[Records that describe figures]
* BEGIN *

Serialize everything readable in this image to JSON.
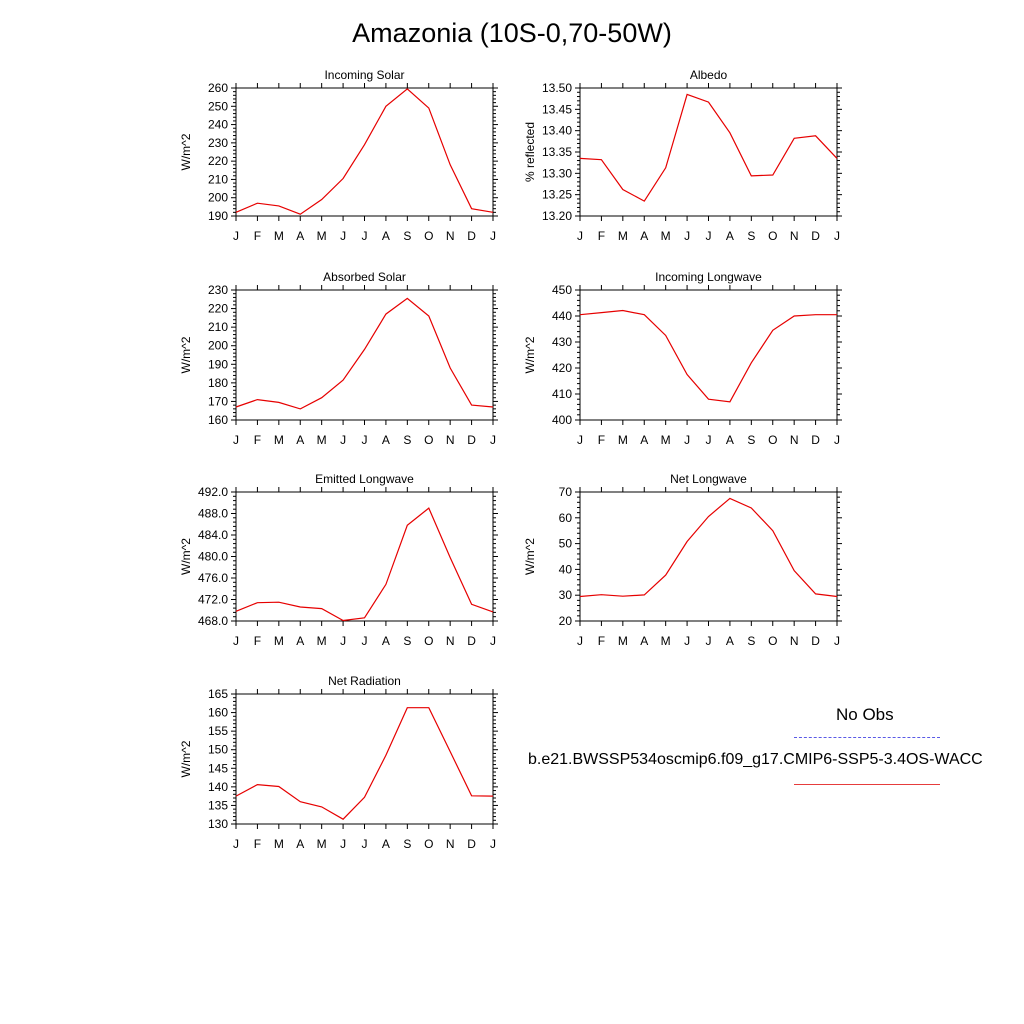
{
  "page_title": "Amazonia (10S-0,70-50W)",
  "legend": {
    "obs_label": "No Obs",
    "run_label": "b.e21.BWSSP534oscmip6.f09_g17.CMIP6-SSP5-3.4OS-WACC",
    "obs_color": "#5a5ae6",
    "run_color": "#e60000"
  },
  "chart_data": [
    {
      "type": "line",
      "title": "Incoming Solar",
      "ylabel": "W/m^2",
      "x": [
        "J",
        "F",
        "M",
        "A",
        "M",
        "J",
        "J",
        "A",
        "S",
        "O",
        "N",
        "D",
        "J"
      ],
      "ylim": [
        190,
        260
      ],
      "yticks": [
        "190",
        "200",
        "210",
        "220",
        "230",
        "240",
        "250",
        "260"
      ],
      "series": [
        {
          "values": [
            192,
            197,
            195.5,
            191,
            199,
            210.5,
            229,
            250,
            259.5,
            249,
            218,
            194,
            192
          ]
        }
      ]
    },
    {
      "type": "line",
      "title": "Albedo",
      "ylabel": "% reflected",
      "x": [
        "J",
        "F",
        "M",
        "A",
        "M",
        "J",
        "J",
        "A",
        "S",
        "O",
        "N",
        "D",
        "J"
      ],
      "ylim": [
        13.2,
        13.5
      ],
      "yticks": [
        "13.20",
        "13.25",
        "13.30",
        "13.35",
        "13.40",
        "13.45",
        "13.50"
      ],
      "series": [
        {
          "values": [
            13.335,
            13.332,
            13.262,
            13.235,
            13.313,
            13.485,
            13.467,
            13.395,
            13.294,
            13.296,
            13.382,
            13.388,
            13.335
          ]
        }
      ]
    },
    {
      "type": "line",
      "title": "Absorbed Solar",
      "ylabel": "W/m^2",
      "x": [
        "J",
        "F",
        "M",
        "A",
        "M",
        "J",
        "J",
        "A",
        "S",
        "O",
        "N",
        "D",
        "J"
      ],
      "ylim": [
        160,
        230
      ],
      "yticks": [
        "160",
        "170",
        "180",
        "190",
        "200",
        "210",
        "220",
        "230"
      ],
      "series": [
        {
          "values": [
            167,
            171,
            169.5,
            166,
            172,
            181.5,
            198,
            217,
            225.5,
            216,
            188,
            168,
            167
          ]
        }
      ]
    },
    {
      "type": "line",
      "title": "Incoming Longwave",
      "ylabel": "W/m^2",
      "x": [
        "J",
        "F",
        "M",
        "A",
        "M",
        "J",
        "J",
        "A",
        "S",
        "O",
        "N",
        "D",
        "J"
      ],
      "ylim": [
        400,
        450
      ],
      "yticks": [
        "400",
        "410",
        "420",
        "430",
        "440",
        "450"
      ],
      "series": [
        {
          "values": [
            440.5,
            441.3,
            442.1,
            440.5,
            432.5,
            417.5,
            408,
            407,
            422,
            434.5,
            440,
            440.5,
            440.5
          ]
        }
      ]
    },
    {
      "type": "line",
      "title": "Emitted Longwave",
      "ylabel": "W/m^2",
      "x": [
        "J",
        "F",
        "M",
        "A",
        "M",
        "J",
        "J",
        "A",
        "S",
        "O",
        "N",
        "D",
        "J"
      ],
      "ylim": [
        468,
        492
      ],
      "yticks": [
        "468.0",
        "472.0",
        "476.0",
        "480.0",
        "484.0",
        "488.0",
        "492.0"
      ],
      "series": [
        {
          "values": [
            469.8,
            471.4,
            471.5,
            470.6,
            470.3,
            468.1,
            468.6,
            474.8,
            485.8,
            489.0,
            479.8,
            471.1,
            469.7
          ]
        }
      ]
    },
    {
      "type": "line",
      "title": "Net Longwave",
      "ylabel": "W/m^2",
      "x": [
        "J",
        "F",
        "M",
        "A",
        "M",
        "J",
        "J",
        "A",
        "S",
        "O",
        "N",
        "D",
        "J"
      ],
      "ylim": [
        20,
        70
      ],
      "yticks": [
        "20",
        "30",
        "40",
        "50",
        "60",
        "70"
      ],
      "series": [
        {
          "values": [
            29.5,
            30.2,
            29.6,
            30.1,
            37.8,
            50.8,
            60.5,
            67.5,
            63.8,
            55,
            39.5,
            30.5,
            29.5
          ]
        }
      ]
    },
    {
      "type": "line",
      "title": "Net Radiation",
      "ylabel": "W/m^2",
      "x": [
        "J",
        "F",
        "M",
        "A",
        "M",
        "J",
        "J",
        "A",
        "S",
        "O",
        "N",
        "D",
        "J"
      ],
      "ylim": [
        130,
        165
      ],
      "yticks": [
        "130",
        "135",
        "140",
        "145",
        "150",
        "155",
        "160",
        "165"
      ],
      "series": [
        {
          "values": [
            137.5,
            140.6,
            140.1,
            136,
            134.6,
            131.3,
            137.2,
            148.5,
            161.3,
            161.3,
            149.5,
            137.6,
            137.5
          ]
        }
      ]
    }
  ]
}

* END *

▶ [What you are asked to do]: Each line that holds the word "Longwave" should be extracted from the records.

▶ [Written solution]:
      "title": "Incoming Longwave",
      "title": "Emitted Longwave",
      "title": "Net Longwave",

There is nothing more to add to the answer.